##### Extracted data #####

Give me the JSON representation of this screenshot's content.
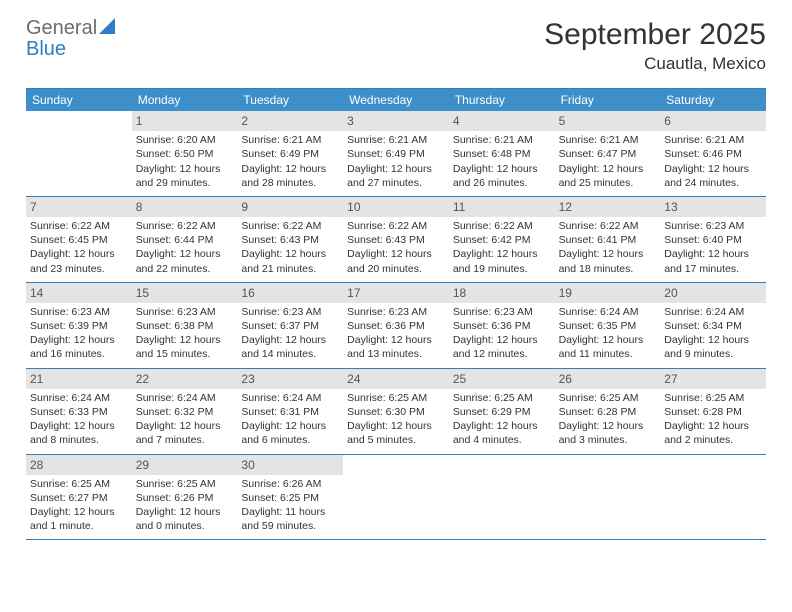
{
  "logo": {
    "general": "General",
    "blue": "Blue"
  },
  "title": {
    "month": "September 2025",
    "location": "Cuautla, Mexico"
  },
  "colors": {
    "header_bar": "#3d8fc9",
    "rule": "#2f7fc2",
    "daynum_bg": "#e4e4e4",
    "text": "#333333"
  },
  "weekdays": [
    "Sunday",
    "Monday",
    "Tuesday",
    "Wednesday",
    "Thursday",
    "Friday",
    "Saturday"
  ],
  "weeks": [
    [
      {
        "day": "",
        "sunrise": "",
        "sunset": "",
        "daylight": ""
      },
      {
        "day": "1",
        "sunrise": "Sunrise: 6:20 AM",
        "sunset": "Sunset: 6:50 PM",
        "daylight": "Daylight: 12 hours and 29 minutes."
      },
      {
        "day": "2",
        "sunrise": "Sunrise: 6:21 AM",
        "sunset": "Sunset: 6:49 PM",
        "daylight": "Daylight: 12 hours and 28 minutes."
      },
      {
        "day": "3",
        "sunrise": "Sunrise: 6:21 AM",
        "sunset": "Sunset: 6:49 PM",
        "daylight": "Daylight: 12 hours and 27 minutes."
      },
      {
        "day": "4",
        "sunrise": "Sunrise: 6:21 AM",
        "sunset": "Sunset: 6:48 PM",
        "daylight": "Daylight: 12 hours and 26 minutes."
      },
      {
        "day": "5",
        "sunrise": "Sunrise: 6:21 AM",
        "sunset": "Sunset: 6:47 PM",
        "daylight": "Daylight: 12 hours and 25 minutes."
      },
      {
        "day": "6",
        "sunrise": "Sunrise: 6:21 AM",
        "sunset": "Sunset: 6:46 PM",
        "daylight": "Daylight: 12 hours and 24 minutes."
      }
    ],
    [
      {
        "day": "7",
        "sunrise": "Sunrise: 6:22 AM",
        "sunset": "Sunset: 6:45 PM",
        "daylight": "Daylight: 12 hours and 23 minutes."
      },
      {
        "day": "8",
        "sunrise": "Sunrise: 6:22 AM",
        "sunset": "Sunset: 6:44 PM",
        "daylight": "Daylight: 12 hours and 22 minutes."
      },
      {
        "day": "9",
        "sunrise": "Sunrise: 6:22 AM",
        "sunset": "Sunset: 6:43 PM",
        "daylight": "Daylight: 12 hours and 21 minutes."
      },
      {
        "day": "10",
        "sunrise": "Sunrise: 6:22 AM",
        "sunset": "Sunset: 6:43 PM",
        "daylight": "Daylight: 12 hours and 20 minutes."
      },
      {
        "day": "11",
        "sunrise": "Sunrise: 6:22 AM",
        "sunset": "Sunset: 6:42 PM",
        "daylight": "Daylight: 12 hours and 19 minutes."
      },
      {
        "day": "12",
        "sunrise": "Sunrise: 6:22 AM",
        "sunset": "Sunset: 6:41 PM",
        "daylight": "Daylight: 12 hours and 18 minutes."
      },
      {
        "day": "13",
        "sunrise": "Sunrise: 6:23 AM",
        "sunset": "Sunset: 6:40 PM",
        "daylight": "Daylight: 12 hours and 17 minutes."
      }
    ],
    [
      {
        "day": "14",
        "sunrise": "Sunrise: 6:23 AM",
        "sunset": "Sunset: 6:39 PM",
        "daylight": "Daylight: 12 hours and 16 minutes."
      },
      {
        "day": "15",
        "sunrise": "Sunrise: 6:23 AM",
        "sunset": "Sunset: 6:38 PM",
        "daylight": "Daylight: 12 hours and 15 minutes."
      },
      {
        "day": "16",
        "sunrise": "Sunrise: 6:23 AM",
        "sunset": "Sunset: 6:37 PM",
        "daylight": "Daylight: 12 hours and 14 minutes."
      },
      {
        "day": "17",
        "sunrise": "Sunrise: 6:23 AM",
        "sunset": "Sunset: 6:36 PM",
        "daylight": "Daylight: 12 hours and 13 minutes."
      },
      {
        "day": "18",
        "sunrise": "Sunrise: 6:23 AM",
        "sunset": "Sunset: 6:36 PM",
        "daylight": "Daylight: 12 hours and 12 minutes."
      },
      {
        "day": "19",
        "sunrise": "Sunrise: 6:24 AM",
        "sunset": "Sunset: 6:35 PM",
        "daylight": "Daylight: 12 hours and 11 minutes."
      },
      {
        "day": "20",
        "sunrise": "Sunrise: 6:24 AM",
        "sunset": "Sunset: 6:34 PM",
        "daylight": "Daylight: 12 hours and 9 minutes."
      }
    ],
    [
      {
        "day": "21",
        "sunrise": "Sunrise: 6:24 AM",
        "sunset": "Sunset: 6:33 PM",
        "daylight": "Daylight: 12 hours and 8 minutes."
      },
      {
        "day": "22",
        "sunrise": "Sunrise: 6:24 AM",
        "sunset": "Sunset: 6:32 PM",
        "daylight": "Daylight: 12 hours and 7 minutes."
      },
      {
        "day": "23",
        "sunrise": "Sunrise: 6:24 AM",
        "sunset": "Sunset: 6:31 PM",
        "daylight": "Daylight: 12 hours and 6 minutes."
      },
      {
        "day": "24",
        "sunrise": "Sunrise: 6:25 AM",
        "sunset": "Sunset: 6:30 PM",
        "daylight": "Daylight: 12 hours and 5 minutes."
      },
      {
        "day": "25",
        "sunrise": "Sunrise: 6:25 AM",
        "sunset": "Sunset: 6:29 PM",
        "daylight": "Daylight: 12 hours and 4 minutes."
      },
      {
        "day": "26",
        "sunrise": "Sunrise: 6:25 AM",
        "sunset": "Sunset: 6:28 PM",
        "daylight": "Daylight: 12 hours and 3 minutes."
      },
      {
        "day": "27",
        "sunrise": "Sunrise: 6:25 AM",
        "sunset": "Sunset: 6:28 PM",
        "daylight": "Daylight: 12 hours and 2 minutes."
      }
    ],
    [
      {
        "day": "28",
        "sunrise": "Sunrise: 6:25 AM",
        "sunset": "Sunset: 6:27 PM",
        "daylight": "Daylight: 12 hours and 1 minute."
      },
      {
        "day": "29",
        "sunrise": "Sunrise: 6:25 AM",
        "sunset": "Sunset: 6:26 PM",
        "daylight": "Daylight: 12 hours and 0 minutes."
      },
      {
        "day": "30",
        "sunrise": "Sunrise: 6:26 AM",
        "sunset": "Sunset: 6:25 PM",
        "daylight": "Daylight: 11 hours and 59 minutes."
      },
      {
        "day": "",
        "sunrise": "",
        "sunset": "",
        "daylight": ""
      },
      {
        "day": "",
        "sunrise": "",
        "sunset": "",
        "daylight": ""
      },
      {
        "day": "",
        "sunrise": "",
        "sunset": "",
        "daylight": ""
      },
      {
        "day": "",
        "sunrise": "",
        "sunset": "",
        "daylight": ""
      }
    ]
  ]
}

#####
##### Extracted data #####

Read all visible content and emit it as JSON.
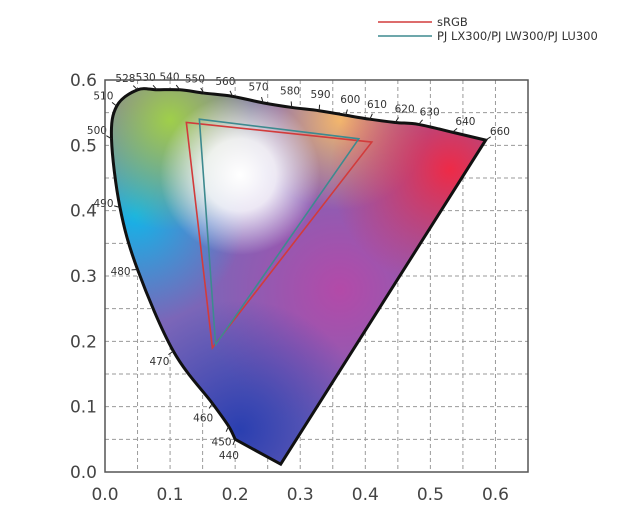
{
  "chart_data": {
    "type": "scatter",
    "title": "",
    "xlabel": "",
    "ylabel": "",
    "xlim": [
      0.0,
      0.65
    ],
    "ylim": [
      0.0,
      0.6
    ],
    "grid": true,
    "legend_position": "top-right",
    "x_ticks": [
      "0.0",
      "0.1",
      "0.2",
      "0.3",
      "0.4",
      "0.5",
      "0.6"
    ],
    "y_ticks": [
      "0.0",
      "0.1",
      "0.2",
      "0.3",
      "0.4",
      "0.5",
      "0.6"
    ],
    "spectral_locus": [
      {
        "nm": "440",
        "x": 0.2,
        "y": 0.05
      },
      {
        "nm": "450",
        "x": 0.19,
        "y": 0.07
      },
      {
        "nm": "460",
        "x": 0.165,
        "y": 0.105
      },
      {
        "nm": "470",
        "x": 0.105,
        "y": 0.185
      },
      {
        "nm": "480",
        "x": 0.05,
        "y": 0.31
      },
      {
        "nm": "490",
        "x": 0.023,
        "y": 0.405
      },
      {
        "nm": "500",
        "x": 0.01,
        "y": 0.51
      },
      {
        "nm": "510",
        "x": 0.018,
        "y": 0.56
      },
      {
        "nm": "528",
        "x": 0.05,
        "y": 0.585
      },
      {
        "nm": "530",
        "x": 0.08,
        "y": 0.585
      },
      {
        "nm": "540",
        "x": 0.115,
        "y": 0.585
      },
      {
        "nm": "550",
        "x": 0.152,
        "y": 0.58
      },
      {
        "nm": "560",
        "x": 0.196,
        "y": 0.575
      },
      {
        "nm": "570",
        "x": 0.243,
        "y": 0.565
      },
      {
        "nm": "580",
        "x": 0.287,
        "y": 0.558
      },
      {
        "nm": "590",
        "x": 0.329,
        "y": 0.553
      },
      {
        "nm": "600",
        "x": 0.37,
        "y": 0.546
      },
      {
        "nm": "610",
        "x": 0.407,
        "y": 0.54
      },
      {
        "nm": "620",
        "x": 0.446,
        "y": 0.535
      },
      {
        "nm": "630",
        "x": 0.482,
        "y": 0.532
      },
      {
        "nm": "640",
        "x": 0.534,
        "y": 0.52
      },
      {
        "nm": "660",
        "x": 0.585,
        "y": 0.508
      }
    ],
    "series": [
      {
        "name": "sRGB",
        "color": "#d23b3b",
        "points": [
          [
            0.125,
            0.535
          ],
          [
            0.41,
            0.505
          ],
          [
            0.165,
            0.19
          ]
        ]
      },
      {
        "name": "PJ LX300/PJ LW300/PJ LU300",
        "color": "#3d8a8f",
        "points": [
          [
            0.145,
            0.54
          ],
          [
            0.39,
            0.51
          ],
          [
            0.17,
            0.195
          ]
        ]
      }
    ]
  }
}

#####

Which lines of the data include "JSON"? Copy each of them.

Give me the JSON representation of this screenshot's content.
Read all visible content and emit it as JSON.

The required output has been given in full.